◆ Problem to work on: Transcribe every line exactly and omit anything that is a picture.

===== Input =====

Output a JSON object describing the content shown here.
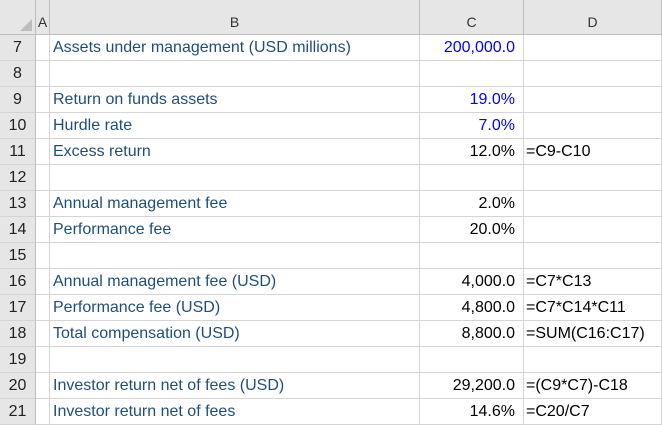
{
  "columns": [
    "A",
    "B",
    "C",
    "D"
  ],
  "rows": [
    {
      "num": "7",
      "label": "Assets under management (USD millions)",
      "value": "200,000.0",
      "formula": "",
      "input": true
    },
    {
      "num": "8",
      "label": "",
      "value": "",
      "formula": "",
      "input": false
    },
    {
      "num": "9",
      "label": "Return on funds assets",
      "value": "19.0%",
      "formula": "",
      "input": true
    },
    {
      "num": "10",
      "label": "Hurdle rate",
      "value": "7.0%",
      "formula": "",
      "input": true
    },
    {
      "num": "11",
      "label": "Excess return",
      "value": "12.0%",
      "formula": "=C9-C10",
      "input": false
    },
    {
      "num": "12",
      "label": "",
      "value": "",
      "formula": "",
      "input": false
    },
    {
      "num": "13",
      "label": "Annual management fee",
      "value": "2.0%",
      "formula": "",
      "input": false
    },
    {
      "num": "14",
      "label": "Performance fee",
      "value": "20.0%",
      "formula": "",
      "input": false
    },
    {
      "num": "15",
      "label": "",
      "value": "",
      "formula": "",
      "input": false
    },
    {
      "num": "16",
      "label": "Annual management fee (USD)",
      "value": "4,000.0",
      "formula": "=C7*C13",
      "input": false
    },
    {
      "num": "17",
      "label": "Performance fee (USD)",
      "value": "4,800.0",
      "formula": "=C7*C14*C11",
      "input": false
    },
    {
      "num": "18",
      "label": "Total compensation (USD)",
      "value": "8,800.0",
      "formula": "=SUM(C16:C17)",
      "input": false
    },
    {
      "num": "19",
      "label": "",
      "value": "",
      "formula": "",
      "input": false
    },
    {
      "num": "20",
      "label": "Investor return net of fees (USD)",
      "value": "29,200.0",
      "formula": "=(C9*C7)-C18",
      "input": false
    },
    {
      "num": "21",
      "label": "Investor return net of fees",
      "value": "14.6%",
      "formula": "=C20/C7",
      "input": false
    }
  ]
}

=====

◆ Solved problem:
Output a JSON object describing the content shown here.
{
  "columns": [
    "A",
    "B",
    "C",
    "D"
  ],
  "rows": [
    {
      "num": "7",
      "label": "Assets under management (USD millions)",
      "value": "200,000.0",
      "formula": "",
      "input": true
    },
    {
      "num": "8",
      "label": "",
      "value": "",
      "formula": "",
      "input": false
    },
    {
      "num": "9",
      "label": "Return on funds assets",
      "value": "19.0%",
      "formula": "",
      "input": true
    },
    {
      "num": "10",
      "label": "Hurdle rate",
      "value": "7.0%",
      "formula": "",
      "input": true
    },
    {
      "num": "11",
      "label": "Excess return",
      "value": "12.0%",
      "formula": "=C9-C10",
      "input": false
    },
    {
      "num": "12",
      "label": "",
      "value": "",
      "formula": "",
      "input": false
    },
    {
      "num": "13",
      "label": "Annual management fee",
      "value": "2.0%",
      "formula": "",
      "input": false
    },
    {
      "num": "14",
      "label": "Performance fee",
      "value": "20.0%",
      "formula": "",
      "input": false
    },
    {
      "num": "15",
      "label": "",
      "value": "",
      "formula": "",
      "input": false
    },
    {
      "num": "16",
      "label": "Annual management fee (USD)",
      "value": "4,000.0",
      "formula": "=C7*C13",
      "input": false
    },
    {
      "num": "17",
      "label": "Performance fee (USD)",
      "value": "4,800.0",
      "formula": "=C7*C14*C11",
      "input": false
    },
    {
      "num": "18",
      "label": "Total compensation (USD)",
      "value": "8,800.0",
      "formula": "=SUM(C16:C17)",
      "input": false
    },
    {
      "num": "19",
      "label": "",
      "value": "",
      "formula": "",
      "input": false
    },
    {
      "num": "20",
      "label": "Investor return net of fees (USD)",
      "value": "29,200.0",
      "formula": "=(C9*C7)-C18",
      "input": false
    },
    {
      "num": "21",
      "label": "Investor return net of fees",
      "value": "14.6%",
      "formula": "=C20/C7",
      "input": false
    }
  ]
}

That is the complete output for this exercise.